━━━ Text to read
The Amazing Adventures of Sara Corel
A novel by Toomey

Reactions to Chapter Twenty-six
Jecel, Sharon, Mac

[Jecel Assumpcao, Jr., 11/14/99]
      Well, Dr. Starks, I'd just like to thank you for another wonderful chapter of Sara's story! Very impressive — I have come to the conclusion that either you:
      a) have some very sharp consultants helping you
      b) are a frustrated physicist, or
      c) are the greatest con artist ever and could talk your way out of the electric chair :-)

[Sharon Best, 11/14/99]
      Also, on the point of structural stability of something Sara lifts, I think that's critical to portray. The comics blew past that and it always pissed me off. Ordinary materials can only withstand so many pounds (tons) per square inch and Sara's hands aren't very big. I once portrayed Aurora lowering a 747 to the ground by tearing her way into the central wing struture beneath the fuselage and spreading her arms and legs and letting the weight of the aircraft (about 350 tons) rest on her back. When she was done, a 'snow angel' imprint of her body had been formed in the steel spars of the wing. Several people wrote me to say that even that was unrealistic. That supporting an aircraft that size from such a small area would have collapsed the central wing structure. I'm not sure of that, but I remembered the lesson.
      It's a definate limitation to the useful strength of our characters unless you get into Vendorian steel and other materials that are unknown on Earth. Which is what I did. Vendorian steel, a titanium, steel and ceramic hybrid that was invented on the planet Vendor, weights about the same as stainless but is ten to a hundred times stronger. Arion spacecraft in my stories are made of that stuff and Terrans have learned the metallurgical skills and now can make it as well.
      Perhaps Sara, with her knowledge, could show people how to make a steel like this and that would give her a couple of orders of magnitude more ability to lift something that was contained in such a steel structure.

[Toomey, 11/14/99]
      Sharon: "Also, on the point of structural stability of something Sara lifts, I think that's critical to portray. The comics blew past that and it always pissed me off."
      Toomey: Yeah, me too. That's why I put in the scene with the cement mixer. In the comics, it wouldn't have been a problem for little Kara to pick it up with one tiny hand and leap a tall building with a single bound. One of the Russian tutors had the task of teaching Sara how to accomodate stresses in terrestrial materials, and another tutor taught her how to kreen structural composition and integrity. 'Susan' was able to integrate these kinds of calculations into its evaluation of how to accomplish tasks set by Sara.
      I'm trying to be careful about heavy loads. The Maurdur Gate problem in the First Interlude [Chapter 19] was solved by borrowing a couple of 'gods' from H.P. Lovecraft to channel the vast underground planetary power source to artificially bind the molecules of the gate together beyond normal limits. I thought of making it possible for Sara to do something like this with the rather incredibly strong electromagnetic flux available to her, essentially binding materials to her hand and increasing their tensile strength many times over. A powerful enough magnetic field will even have an effect on non-ferrous materials like wood and plastic (saw a demonstration on a TV show that involved magnetic levitation of organic materials — including a live spider — in a very powerful electromagnetic field). This would make it possible for her to deal with extremely heavy loads. But it could be a problem by making her character too powerful to create narrative interest. Unless the use of such a method has unpleasant side effects (didn't seem to be a problem for the spider, though).
━━━━━━
━━━ Items
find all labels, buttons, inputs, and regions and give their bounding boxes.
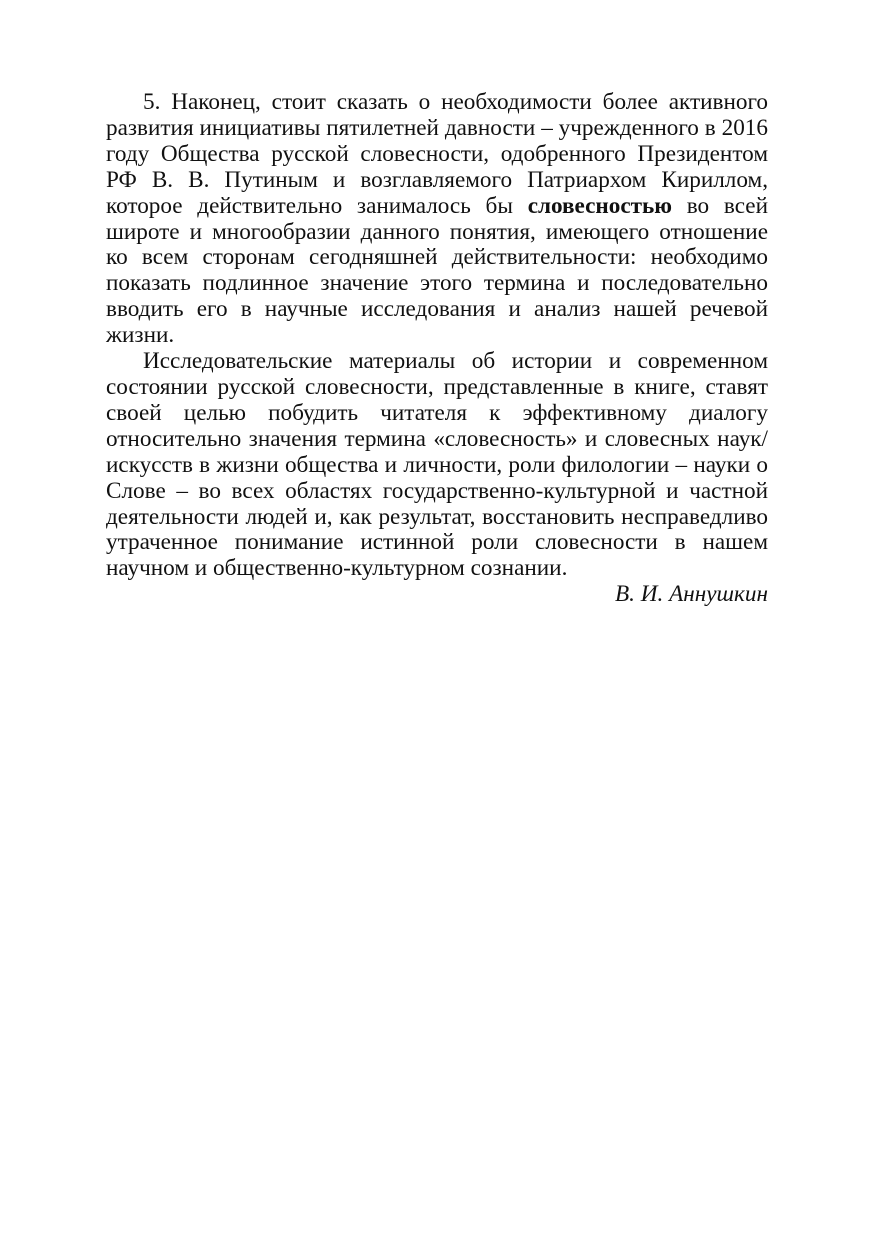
paragraph-2: Исследовательские материалы об истории и современном состоянии русской словесности, представленные в книге, ставят своей целью побудить читателя к эффективному диалогу относительно значения термина «словесность» и словесных наук/искусств в жизни общества и личности, роли филологии – науки о Слове – во всех областях государственно-культурной и частной деятельности людей и, как результат, восстановить несправедливо утраченное понимание истинной роли словесности в нашем научном и общественно-культурном сознании.	[106, 348, 768, 582]
page-body	[106, 90, 768, 608]
paragraph-1-text-end: во всей широте и многообразии данного понятия, имеющего отношение ко всем сторонам сегодняшней действительности: необходимо показать подлинное значение этого термина и последовательно вводить его в научные исследования и анализ нашей речевой жизни.	[106, 192, 768, 349]
paragraph-1-text-start: 5. Наконец, стоит сказать о необходимости более активного развития инициативы пятилетней давности – учрежденного в 2016 году Общества русской словесности, одобренного Президентом РФ В. В. Путиным и возглавляемого Патриархом Кириллом, которое действительно занималось бы	[106, 89, 768, 219]
paragraph-1	[106, 90, 768, 349]
bold-term: словесностью	[527, 192, 673, 219]
author-signature: В. И. Аннушкин	[614, 581, 768, 608]
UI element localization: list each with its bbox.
━━━━━━
▶ **Exercise tasks**
a. Translate this sentence from the reader thread into Spanish: "Several people wrote me to say that even that was unrealistic."
b. Extract from the reader thread the passage starting at "It's a definate" and ending at "a steel structure.".
The records come from a different source than the reader thread.

▶ **Outputs by task**
a. Varias personas me escribieron para decir que incluso eso era poco realista.

b.
It's a definate limitation to the useful strength of our characters unless you get into Vendorian steel and other materials that are unknown on Earth. Which is what I did. Vendorian steel, a titanium, steel and ceramic hybrid that was invented on the planet Vendor, weights about the same as stainless but is ten to a hundred times stronger. Arion spacecraft in my stories are made of that stuff and Terrans have learned the metallurgical skills and now can make it as well.
      Perhaps Sara, with her knowledge, could show people how to make a steel like this and that would give her a couple of orders of magnitude more ability to lift something that was contained in such a steel structure.